--- EXERCISE DATA ---
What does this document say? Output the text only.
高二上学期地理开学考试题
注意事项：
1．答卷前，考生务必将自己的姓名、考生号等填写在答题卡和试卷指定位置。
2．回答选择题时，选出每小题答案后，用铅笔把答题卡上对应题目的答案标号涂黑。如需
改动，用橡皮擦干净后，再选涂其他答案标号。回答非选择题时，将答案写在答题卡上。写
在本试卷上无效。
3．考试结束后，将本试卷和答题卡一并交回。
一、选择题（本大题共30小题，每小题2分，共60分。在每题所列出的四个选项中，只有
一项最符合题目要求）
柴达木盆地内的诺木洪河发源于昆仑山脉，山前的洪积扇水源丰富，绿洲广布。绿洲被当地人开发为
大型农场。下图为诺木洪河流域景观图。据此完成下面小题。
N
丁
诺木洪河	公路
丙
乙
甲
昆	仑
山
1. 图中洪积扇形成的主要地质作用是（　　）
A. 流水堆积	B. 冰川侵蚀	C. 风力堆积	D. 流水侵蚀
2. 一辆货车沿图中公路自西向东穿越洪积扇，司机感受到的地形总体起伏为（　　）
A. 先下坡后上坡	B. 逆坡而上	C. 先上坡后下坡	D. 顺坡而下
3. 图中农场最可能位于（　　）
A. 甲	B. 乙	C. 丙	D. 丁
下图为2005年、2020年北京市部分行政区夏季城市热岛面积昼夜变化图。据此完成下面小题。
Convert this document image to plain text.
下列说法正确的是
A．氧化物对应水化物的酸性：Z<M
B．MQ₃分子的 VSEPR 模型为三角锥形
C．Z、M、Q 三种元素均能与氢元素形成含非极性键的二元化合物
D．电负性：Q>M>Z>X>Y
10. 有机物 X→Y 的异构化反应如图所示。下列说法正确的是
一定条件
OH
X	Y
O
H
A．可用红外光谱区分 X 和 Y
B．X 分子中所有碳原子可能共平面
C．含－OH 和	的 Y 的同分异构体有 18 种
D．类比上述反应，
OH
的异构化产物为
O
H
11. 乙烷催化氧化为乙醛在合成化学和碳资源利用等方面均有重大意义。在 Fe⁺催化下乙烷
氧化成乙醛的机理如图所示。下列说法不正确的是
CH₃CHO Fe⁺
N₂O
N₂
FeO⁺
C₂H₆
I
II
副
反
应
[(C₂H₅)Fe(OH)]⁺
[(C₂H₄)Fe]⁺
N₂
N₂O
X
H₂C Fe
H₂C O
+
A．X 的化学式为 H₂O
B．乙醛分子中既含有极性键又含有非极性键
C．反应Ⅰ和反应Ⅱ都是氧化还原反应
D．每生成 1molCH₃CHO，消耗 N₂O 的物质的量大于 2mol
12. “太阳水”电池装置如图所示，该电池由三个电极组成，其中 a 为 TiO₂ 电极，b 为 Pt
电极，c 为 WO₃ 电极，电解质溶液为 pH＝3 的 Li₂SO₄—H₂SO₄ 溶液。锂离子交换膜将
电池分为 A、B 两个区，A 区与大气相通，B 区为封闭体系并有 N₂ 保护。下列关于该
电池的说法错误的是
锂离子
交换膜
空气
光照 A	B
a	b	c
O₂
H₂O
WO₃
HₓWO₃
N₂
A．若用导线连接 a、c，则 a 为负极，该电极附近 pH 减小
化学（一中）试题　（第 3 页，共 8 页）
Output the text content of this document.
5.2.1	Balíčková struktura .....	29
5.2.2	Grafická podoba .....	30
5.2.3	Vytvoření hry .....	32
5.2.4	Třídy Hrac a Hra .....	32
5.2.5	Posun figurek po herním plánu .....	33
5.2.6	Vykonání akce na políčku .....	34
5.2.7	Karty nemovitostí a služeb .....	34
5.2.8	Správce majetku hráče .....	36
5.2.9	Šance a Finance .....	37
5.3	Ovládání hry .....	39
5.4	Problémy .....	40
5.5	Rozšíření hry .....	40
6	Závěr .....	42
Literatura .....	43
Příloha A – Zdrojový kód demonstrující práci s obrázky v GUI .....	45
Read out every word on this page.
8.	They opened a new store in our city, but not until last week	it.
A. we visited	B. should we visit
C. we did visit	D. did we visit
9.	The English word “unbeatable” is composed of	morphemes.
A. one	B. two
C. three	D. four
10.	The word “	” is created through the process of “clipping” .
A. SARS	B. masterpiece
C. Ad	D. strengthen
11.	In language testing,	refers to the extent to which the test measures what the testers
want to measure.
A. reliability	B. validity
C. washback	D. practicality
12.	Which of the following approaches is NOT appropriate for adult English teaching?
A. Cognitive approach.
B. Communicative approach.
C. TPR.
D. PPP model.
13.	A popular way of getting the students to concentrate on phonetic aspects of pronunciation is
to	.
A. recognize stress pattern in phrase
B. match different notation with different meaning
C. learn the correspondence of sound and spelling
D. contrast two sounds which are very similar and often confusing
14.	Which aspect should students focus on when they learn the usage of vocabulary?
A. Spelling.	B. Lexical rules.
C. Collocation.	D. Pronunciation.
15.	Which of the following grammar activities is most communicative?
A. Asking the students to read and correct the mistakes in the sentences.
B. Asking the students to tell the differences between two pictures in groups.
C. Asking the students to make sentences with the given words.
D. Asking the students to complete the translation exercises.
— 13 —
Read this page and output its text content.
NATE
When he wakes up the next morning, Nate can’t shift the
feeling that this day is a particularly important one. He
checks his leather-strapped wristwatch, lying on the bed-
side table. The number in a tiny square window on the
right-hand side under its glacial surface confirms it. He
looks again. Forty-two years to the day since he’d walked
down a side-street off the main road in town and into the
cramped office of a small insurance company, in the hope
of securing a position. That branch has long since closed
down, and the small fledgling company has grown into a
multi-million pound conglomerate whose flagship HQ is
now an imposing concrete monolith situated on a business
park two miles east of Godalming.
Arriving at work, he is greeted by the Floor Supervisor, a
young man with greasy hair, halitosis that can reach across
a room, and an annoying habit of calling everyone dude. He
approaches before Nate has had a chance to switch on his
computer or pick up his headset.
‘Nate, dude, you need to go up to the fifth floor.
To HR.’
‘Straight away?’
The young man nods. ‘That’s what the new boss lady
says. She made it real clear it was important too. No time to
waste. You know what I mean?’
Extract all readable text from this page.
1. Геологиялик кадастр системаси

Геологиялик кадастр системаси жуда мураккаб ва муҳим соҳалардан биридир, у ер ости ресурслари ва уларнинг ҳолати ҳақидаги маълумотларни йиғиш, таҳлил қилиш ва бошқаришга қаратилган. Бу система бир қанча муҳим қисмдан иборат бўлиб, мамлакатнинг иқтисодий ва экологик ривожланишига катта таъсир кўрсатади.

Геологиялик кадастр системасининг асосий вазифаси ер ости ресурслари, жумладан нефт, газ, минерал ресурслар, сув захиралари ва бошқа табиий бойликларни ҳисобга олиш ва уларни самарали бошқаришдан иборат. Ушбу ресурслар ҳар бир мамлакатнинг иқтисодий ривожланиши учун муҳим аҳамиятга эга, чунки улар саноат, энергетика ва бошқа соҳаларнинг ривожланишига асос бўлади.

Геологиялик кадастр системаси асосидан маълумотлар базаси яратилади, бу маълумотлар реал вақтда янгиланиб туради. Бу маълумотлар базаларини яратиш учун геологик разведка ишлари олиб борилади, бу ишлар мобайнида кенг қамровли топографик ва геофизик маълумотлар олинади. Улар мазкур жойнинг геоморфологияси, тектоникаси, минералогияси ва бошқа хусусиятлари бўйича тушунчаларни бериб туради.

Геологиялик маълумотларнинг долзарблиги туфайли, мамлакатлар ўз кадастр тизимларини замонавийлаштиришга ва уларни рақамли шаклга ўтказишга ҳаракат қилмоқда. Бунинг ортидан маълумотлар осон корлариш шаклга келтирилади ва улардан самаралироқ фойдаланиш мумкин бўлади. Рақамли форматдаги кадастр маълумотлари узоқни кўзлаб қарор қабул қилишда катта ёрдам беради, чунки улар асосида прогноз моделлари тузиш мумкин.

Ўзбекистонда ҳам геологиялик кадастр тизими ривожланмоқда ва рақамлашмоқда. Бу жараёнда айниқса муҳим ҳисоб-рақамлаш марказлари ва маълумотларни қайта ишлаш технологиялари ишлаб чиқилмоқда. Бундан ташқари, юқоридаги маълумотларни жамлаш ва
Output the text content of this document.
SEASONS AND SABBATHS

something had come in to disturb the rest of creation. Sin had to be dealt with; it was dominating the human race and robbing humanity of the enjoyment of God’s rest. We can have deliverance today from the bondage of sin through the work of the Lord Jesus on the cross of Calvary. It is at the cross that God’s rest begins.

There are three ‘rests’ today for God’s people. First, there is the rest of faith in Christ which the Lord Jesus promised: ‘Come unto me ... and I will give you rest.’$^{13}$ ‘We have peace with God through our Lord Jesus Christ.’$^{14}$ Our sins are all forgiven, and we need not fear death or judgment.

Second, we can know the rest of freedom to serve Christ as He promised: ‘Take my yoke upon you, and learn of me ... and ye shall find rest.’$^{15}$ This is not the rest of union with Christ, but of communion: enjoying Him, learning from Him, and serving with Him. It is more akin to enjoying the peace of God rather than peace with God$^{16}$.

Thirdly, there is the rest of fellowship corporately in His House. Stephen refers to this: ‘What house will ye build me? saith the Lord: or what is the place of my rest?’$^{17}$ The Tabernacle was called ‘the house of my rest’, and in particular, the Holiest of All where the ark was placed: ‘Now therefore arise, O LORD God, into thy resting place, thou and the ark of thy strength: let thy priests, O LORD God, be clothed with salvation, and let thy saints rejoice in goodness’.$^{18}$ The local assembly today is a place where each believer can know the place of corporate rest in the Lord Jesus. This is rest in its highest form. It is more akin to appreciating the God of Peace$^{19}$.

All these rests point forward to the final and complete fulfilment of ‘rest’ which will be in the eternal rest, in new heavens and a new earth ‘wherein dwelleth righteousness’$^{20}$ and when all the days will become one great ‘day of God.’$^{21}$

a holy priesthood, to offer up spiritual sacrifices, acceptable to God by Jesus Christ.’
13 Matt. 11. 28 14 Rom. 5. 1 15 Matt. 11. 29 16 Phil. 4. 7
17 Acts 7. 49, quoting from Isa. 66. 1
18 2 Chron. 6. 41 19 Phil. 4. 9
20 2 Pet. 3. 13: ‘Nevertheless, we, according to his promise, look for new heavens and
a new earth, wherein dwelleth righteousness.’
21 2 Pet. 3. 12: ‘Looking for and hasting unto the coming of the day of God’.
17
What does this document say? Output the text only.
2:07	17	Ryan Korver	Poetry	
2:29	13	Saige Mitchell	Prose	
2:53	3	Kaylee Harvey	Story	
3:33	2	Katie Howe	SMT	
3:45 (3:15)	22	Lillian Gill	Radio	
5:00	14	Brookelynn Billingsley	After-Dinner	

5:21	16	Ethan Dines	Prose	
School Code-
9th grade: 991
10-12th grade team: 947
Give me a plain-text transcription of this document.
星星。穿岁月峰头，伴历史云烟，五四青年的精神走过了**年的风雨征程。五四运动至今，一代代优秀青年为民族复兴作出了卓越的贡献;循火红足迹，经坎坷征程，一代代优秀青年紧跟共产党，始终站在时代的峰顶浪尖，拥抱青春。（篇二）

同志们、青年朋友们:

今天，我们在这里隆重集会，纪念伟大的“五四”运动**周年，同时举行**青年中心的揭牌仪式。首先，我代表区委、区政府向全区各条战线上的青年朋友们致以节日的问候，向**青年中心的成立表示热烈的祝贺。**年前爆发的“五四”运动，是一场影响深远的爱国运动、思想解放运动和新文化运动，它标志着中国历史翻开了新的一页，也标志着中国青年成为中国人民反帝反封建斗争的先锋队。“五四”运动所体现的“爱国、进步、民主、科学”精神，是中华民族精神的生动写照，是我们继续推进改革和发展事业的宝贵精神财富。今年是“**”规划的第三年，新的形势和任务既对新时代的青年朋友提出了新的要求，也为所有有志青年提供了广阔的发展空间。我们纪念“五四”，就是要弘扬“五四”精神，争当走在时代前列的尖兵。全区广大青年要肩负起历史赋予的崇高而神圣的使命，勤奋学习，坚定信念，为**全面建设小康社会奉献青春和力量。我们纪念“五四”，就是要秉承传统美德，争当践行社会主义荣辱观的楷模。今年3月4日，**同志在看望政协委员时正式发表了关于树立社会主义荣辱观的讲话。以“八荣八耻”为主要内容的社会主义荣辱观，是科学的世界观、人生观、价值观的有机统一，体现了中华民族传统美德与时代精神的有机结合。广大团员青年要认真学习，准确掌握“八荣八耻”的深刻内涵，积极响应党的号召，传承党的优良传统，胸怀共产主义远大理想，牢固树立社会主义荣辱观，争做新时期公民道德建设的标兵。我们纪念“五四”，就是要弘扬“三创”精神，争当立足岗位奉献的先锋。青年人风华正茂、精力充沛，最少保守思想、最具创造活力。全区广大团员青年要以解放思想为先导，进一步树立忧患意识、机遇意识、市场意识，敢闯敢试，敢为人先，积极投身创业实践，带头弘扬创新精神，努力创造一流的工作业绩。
---
WRITTEN PROBLEM –
Look through the records and gather each line with the word "important".

ANSWER FOR THIS EXERCISE –
feeling that this day is a particularly important one. He
says. She made it real clear it was important too. No time to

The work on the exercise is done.